- TASK INPUT:
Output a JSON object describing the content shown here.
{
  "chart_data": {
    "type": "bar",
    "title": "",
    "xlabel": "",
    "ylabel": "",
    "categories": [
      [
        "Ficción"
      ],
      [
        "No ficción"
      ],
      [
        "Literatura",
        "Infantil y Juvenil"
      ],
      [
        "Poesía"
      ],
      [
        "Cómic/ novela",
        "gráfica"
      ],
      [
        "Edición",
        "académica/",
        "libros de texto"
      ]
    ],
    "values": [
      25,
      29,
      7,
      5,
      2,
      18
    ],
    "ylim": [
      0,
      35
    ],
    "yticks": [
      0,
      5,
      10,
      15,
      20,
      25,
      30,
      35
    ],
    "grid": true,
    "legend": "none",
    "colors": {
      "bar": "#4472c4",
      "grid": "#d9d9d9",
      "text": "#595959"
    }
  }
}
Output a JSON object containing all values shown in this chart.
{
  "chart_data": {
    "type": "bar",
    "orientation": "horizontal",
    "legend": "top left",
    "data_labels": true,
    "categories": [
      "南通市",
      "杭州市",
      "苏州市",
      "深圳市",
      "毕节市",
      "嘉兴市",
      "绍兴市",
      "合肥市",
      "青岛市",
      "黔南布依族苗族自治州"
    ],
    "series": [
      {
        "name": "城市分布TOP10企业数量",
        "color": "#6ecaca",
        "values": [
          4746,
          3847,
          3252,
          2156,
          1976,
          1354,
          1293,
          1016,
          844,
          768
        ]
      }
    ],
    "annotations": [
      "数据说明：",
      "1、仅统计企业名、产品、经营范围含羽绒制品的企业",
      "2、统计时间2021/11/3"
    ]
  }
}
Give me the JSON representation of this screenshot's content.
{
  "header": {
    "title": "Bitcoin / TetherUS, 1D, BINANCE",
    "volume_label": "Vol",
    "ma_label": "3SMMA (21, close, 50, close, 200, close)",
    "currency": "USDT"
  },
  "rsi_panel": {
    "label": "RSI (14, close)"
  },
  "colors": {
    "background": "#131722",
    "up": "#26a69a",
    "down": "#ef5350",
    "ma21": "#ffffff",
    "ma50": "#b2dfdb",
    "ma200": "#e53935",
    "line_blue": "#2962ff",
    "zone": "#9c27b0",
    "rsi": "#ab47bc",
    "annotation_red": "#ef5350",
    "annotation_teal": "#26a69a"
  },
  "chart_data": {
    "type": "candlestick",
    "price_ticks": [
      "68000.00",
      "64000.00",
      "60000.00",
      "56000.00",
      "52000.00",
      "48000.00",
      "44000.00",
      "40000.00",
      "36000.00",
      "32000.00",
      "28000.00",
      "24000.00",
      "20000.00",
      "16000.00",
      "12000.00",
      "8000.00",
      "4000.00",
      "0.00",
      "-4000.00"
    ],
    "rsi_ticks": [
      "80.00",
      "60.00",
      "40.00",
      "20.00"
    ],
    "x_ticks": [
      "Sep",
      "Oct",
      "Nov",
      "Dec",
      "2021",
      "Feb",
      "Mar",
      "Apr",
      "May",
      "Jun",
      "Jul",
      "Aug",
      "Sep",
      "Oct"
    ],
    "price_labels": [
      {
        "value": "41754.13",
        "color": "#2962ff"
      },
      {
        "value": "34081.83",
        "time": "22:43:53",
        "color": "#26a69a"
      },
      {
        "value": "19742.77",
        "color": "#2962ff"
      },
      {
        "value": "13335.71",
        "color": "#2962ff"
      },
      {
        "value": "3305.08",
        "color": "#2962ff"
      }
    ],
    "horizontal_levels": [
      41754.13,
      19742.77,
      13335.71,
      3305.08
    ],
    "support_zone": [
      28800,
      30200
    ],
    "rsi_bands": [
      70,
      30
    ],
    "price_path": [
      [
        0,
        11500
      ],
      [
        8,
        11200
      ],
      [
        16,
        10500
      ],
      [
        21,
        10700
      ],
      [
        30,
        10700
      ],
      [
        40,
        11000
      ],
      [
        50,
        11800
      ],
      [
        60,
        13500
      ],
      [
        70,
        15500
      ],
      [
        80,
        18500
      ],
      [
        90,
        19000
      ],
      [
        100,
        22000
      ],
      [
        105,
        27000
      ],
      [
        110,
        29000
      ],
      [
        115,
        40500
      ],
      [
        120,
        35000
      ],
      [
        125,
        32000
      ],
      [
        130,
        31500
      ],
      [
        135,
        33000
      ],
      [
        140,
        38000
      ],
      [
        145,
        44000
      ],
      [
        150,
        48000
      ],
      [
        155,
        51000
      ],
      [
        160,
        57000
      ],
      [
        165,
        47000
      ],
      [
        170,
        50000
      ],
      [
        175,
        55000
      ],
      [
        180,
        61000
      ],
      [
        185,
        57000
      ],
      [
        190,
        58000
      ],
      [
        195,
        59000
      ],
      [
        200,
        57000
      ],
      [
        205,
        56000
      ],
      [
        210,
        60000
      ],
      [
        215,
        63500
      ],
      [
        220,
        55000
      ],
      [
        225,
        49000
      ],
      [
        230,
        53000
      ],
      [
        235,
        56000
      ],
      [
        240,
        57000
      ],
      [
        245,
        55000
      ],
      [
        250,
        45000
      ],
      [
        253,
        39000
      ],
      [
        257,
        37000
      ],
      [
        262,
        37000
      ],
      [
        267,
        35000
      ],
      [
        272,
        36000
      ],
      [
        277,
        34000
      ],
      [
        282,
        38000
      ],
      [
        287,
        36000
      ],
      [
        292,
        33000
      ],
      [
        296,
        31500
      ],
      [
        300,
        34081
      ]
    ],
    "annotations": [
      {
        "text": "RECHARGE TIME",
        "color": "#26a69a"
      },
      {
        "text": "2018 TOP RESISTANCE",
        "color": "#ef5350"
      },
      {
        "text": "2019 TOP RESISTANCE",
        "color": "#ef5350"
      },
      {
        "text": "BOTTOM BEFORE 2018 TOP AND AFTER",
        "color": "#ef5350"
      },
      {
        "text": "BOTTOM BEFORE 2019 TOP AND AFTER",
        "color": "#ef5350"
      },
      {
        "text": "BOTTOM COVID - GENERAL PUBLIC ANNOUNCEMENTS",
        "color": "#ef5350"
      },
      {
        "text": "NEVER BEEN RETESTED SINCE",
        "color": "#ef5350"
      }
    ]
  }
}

- WHAT IS BEING ASKED:
Retype every entry word for word.

- SOLVED PROBLEM:
Output a JSON object describing the content shown here.
{
  "chart_data": {
    "type": "bar",
    "title": "",
    "xlabel": "",
    "ylabel": "",
    "categories": [
      [
        "Ficción"
      ],
      [
        "No ficción"
      ],
      [
        "Literatura",
        "Infantil y Juvenil"
      ],
      [
        "Poesía"
      ],
      [
        "Cómic/ novela",
        "gráfica"
      ],
      [
        "Edición",
        "académica/",
        "libros de texto"
      ]
    ],
    "values": [
      25,
      29,
      7,
      5,
      2,
      18
    ],
    "ylim": [
      0,
      35
    ],
    "yticks": [
      0,
      5,
      10,
      15,
      20,
      25,
      30,
      35
    ],
    "grid": true,
    "legend": "none",
    "colors": {
      "bar": "#4472c4",
      "grid": "#d9d9d9",
      "text": "#595959"
    }
  }
}
Output a JSON object containing all values shown in this chart.
{
  "chart_data": {
    "type": "bar",
    "orientation": "horizontal",
    "legend": "top left",
    "data_labels": true,
    "categories": [
      "南通市",
      "杭州市",
      "苏州市",
      "深圳市",
      "毕节市",
      "嘉兴市",
      "绍兴市",
      "合肥市",
      "青岛市",
      "黔南布依族苗族自治州"
    ],
    "series": [
      {
        "name": "城市分布TOP10企业数量",
        "color": "#6ecaca",
        "values": [
          4746,
          3847,
          3252,
          2156,
          1976,
          1354,
          1293,
          1016,
          844,
          768
        ]
      }
    ],
    "annotations": [
      "数据说明：",
      "1、仅统计企业名、产品、经营范围含羽绒制品的企业",
      "2、统计时间2021/11/3"
    ]
  }
}
Give me the JSON representation of this screenshot's content.
{
  "header": {
    "title": "Bitcoin / TetherUS, 1D, BINANCE",
    "volume_label": "Vol",
    "ma_label": "3SMMA (21, close, 50, close, 200, close)",
    "currency": "USDT"
  },
  "rsi_panel": {
    "label": "RSI (14, close)"
  },
  "colors": {
    "background": "#131722",
    "up": "#26a69a",
    "down": "#ef5350",
    "ma21": "#ffffff",
    "ma50": "#b2dfdb",
    "ma200": "#e53935",
    "line_blue": "#2962ff",
    "zone": "#9c27b0",
    "rsi": "#ab47bc",
    "annotation_red": "#ef5350",
    "annotation_teal": "#26a69a"
  },
  "chart_data": {
    "type": "candlestick",
    "price_ticks": [
      "68000.00",
      "64000.00",
      "60000.00",
      "56000.00",
      "52000.00",
      "48000.00",
      "44000.00",
      "40000.00",
      "36000.00",
      "32000.00",
      "28000.00",
      "24000.00",
      "20000.00",
      "16000.00",
      "12000.00",
      "8000.00",
      "4000.00",
      "0.00",
      "-4000.00"
    ],
    "rsi_ticks": [
      "80.00",
      "60.00",
      "40.00",
      "20.00"
    ],
    "x_ticks": [
      "Sep",
      "Oct",
      "Nov",
      "Dec",
      "2021",
      "Feb",
      "Mar",
      "Apr",
      "May",
      "Jun",
      "Jul",
      "Aug",
      "Sep",
      "Oct"
    ],
    "price_labels": [
      {
        "value": "41754.13",
        "color": "#2962ff"
      },
      {
        "value": "34081.83",
        "time": "22:43:53",
        "color": "#26a69a"
      },
      {
        "value": "19742.77",
        "color": "#2962ff"
      },
      {
        "value": "13335.71",
        "color": "#2962ff"
      },
      {
        "value": "3305.08",
        "color": "#2962ff"
      }
    ],
    "horizontal_levels": [
      41754.13,
      19742.77,
      13335.71,
      3305.08
    ],
    "support_zone": [
      28800,
      30200
    ],
    "rsi_bands": [
      70,
      30
    ],
    "price_path": [
      [
        0,
        11500
      ],
      [
        8,
        11200
      ],
      [
        16,
        10500
      ],
      [
        21,
        10700
      ],
      [
        30,
        10700
      ],
      [
        40,
        11000
      ],
      [
        50,
        11800
      ],
      [
        60,
        13500
      ],
      [
        70,
        15500
      ],
      [
        80,
        18500
      ],
      [
        90,
        19000
      ],
      [
        100,
        22000
      ],
      [
        105,
        27000
      ],
      [
        110,
        29000
      ],
      [
        115,
        40500
      ],
      [
        120,
        35000
      ],
      [
        125,
        32000
      ],
      [
        130,
        31500
      ],
      [
        135,
        33000
      ],
      [
        140,
        38000
      ],
      [
        145,
        44000
      ],
      [
        150,
        48000
      ],
      [
        155,
        51000
      ],
      [
        160,
        57000
      ],
      [
        165,
        47000
      ],
      [
        170,
        50000
      ],
      [
        175,
        55000
      ],
      [
        180,
        61000
      ],
      [
        185,
        57000
      ],
      [
        190,
        58000
      ],
      [
        195,
        59000
      ],
      [
        200,
        57000
      ],
      [
        205,
        56000
      ],
      [
        210,
        60000
      ],
      [
        215,
        63500
      ],
      [
        220,
        55000
      ],
      [
        225,
        49000
      ],
      [
        230,
        53000
      ],
      [
        235,
        56000
      ],
      [
        240,
        57000
      ],
      [
        245,
        55000
      ],
      [
        250,
        45000
      ],
      [
        253,
        39000
      ],
      [
        257,
        37000
      ],
      [
        262,
        37000
      ],
      [
        267,
        35000
      ],
      [
        272,
        36000
      ],
      [
        277,
        34000
      ],
      [
        282,
        38000
      ],
      [
        287,
        36000
      ],
      [
        292,
        33000
      ],
      [
        296,
        31500
      ],
      [
        300,
        34081
      ]
    ],
    "annotations": [
      {
        "text": "RECHARGE TIME",
        "color": "#26a69a"
      },
      {
        "text": "2018 TOP RESISTANCE",
        "color": "#ef5350"
      },
      {
        "text": "2019 TOP RESISTANCE",
        "color": "#ef5350"
      },
      {
        "text": "BOTTOM BEFORE 2018 TOP AND AFTER",
        "color": "#ef5350"
      },
      {
        "text": "BOTTOM BEFORE 2019 TOP AND AFTER",
        "color": "#ef5350"
      },
      {
        "text": "BOTTOM COVID - GENERAL PUBLIC ANNOUNCEMENTS",
        "color": "#ef5350"
      },
      {
        "text": "NEVER BEEN RETESTED SINCE",
        "color": "#ef5350"
      }
    ]
  }
}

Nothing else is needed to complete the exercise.